RECORDS TO USE:
------------------------------------
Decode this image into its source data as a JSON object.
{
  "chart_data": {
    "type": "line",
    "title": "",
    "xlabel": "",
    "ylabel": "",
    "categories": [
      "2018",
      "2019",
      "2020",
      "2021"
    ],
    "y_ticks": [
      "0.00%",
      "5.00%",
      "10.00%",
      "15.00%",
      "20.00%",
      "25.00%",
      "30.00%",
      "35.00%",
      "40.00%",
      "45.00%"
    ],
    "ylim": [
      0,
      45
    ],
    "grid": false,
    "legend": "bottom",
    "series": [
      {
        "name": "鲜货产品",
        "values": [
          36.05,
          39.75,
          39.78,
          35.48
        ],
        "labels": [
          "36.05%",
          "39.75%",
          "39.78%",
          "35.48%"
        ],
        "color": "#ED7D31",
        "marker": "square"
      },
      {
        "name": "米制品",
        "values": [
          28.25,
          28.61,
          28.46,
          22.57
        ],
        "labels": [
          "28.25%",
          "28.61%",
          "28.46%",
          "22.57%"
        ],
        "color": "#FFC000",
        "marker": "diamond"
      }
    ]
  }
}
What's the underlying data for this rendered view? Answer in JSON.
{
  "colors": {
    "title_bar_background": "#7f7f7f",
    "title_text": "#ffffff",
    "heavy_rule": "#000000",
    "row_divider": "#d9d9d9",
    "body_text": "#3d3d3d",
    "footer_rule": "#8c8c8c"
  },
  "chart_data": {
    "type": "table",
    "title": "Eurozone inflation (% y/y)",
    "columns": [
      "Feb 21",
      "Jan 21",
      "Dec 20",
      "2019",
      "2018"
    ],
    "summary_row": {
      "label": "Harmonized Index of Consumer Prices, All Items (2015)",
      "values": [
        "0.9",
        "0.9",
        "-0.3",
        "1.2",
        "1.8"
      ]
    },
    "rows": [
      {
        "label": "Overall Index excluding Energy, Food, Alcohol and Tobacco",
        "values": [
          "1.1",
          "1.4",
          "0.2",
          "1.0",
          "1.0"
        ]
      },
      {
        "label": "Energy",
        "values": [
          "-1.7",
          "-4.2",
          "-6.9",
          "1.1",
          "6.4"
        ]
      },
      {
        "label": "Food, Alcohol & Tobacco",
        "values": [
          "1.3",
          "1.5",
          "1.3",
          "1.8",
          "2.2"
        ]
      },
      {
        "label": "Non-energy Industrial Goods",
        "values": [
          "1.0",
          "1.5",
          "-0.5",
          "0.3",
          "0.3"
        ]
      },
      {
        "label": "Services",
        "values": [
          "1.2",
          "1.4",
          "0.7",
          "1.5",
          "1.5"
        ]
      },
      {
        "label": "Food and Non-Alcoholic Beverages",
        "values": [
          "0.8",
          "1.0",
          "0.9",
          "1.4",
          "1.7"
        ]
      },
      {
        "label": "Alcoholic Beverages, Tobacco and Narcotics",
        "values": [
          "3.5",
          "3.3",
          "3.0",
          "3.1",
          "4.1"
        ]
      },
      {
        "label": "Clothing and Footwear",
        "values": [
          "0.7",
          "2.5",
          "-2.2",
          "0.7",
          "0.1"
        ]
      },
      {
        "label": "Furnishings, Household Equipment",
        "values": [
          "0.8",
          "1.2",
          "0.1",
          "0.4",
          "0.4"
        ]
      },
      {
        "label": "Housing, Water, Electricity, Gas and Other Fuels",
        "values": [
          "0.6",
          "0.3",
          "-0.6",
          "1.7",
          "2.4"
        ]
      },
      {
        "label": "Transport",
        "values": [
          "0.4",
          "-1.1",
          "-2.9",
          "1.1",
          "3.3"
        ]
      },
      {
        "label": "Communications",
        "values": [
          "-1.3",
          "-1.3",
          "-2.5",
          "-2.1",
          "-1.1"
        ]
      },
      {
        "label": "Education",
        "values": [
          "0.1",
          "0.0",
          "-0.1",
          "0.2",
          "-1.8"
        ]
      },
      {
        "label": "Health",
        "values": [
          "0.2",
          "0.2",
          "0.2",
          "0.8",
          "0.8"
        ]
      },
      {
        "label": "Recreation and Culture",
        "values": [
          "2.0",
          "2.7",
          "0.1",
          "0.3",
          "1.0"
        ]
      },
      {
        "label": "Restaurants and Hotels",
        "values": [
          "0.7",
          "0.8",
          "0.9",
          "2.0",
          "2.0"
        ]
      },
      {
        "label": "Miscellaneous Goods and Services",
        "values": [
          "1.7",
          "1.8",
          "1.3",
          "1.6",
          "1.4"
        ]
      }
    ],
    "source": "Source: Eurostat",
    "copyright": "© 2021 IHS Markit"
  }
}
------------------------------------
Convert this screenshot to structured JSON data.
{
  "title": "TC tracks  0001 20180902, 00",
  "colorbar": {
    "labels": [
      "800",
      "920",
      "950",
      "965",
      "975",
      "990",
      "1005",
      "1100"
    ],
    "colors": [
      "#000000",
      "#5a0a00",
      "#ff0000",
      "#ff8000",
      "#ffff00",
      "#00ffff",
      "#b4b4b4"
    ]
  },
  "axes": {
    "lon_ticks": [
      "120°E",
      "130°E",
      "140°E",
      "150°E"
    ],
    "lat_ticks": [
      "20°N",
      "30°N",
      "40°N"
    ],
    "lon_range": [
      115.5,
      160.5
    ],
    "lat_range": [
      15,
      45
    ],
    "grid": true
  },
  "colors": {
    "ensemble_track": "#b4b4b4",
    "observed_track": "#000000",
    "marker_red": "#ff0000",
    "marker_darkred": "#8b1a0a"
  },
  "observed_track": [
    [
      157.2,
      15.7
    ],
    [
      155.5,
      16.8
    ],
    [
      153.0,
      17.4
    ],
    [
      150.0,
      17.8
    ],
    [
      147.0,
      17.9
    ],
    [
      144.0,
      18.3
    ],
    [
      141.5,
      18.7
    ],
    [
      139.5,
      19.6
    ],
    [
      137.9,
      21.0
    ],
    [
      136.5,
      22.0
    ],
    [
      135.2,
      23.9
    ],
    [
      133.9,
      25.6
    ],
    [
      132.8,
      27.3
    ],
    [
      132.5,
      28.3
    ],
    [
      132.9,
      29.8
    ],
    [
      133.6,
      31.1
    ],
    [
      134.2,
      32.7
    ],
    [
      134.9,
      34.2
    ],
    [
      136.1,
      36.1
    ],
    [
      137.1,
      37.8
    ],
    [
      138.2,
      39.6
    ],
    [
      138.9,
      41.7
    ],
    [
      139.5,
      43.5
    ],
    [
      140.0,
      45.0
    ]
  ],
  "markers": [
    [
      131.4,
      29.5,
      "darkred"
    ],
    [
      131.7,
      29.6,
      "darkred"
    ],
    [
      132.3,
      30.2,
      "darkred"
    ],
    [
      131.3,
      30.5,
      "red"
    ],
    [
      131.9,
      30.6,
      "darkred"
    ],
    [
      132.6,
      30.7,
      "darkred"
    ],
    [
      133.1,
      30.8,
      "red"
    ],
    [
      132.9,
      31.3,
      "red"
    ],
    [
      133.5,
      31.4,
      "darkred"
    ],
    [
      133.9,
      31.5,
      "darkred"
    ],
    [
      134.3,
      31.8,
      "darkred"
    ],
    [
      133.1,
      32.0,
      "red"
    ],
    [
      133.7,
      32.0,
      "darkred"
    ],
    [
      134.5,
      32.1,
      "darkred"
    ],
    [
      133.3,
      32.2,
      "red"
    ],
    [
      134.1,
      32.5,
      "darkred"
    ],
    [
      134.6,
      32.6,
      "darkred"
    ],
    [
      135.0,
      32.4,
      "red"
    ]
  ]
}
------------------------------------
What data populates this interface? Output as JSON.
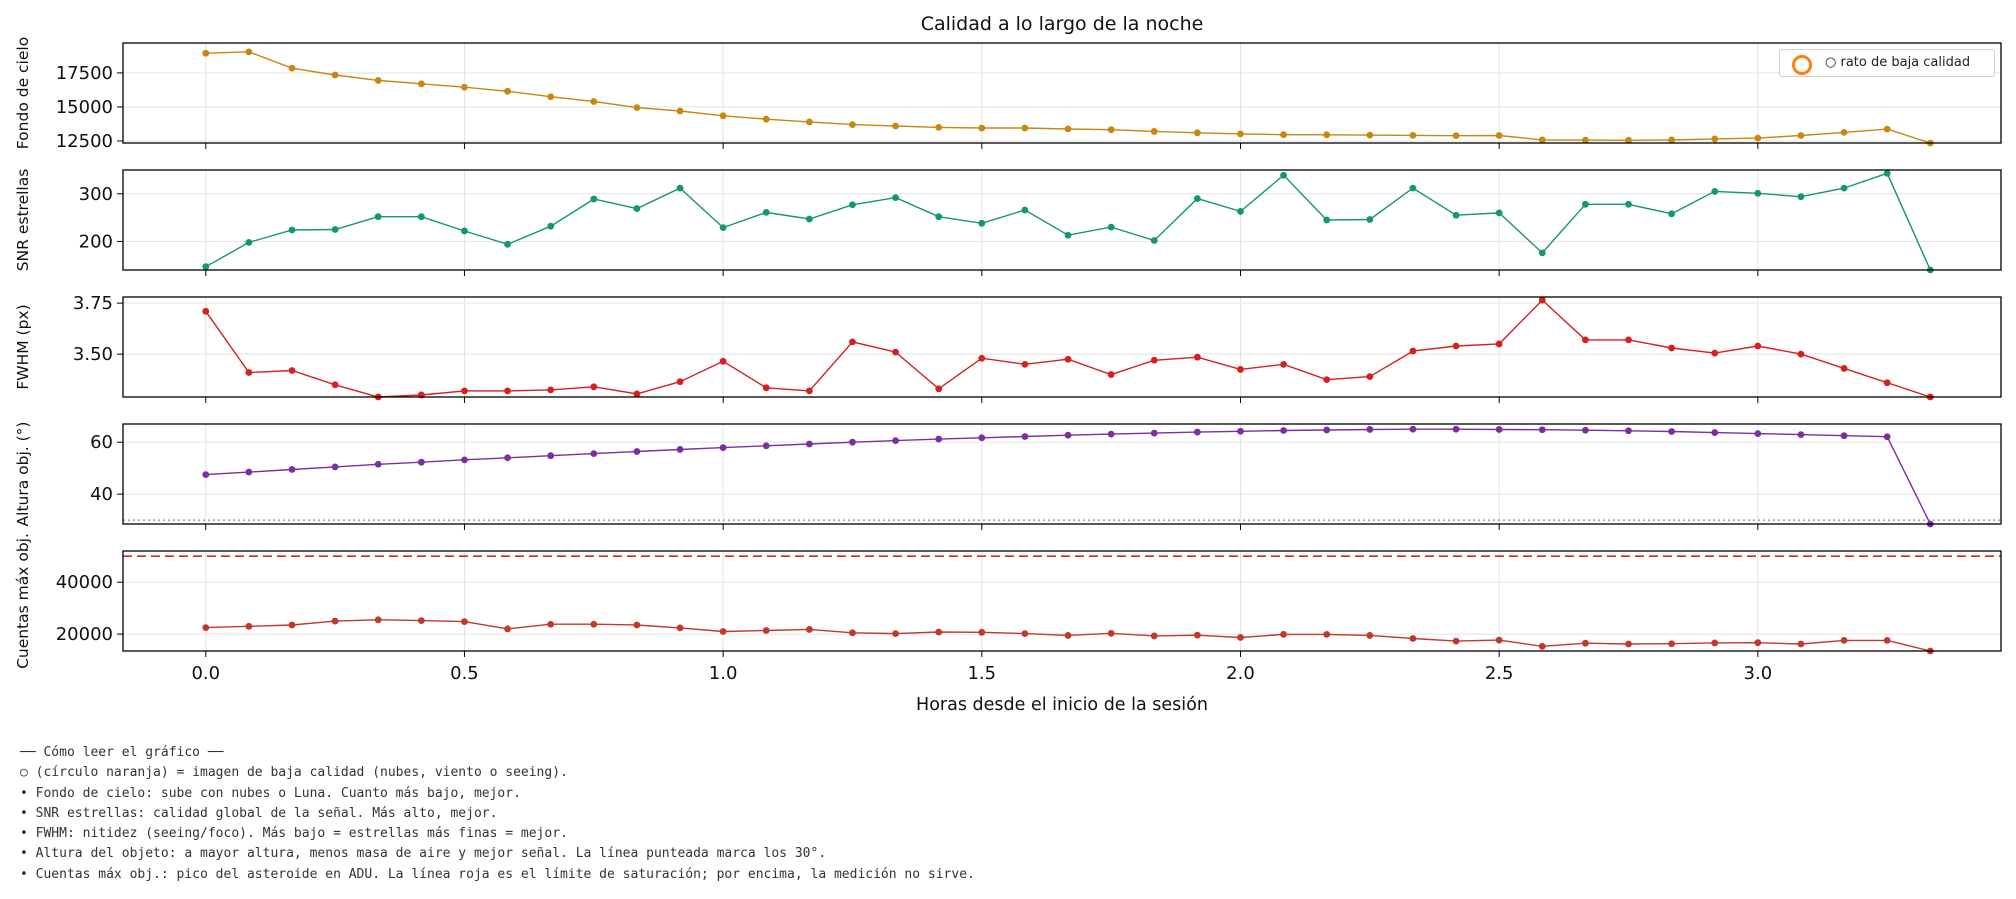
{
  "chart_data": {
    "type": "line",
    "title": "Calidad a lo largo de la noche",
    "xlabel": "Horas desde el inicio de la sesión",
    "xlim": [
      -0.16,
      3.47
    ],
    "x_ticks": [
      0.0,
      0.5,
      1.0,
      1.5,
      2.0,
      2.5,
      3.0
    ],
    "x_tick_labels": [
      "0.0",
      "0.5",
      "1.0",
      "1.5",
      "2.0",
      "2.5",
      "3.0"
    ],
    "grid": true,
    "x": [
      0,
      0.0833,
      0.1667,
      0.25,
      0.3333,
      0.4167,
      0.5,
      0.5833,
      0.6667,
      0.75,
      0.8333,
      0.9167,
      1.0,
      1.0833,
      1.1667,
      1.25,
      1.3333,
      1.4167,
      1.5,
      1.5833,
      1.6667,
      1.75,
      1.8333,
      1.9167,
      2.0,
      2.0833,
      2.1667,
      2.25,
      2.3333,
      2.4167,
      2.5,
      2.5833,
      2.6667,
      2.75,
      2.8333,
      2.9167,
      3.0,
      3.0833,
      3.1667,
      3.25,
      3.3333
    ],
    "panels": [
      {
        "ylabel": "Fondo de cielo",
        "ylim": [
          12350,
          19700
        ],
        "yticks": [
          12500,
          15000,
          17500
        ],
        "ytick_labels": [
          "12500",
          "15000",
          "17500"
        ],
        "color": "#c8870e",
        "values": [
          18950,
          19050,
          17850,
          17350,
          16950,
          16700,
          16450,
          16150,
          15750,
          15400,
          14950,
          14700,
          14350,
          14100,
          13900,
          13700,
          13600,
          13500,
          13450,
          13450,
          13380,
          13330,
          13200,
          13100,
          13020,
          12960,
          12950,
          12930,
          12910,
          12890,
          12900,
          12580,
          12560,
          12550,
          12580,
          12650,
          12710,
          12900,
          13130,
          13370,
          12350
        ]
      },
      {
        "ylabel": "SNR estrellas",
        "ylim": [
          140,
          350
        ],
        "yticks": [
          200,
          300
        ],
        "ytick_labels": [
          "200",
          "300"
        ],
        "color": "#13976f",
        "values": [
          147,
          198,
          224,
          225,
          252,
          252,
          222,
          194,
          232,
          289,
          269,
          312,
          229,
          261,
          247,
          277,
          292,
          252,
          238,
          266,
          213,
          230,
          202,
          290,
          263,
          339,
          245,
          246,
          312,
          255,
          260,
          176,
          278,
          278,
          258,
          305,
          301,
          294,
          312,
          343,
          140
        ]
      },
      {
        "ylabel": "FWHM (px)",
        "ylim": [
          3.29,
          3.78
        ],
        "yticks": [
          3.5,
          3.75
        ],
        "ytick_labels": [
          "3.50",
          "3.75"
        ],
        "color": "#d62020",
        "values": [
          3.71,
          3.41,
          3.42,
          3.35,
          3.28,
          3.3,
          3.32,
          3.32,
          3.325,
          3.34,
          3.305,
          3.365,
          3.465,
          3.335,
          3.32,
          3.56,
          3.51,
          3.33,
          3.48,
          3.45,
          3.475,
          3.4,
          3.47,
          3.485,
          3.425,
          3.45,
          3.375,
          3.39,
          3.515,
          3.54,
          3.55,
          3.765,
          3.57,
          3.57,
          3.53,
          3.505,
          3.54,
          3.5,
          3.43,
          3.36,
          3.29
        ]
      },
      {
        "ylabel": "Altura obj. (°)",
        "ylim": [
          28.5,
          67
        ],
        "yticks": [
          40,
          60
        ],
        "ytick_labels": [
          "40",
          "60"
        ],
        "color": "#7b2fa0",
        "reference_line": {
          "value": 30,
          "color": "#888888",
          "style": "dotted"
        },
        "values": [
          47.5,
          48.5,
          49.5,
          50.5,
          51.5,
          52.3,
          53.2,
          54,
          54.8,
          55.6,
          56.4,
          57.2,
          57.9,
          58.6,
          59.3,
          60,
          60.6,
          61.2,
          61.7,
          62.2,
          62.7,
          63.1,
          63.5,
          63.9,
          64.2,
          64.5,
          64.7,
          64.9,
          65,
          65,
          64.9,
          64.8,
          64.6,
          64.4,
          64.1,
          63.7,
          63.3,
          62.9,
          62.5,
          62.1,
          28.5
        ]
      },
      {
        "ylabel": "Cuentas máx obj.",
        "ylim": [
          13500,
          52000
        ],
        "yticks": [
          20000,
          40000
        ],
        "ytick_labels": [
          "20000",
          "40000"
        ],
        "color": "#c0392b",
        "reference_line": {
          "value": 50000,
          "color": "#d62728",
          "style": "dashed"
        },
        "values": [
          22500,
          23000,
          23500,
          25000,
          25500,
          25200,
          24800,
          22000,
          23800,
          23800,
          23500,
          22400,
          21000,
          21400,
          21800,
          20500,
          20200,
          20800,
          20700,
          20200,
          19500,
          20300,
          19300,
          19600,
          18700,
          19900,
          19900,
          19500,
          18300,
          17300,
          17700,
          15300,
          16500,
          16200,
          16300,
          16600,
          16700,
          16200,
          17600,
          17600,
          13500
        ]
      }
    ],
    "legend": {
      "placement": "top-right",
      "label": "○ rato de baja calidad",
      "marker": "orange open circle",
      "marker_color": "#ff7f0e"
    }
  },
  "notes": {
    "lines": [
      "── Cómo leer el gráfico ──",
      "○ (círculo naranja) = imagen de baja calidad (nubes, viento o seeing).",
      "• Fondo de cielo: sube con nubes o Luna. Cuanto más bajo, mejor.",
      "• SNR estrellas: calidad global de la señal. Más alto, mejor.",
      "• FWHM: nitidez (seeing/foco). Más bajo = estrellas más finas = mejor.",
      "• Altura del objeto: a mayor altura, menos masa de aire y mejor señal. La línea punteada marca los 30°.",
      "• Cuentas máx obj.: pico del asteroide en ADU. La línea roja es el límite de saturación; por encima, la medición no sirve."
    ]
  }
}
------------------------------------
WHAT THE EXERCISE ASKS: Gather all lines where the word "ylabel" appears.

TASK RESULT:
    "ylabel": "",
        "ylabel": "Fondo de cielo",
        "ylabel": "SNR estrellas",
        "ylabel": "FWHM (px)",
        "ylabel": "Altura obj. (°)",
        "ylabel": "Cuentas máx obj.",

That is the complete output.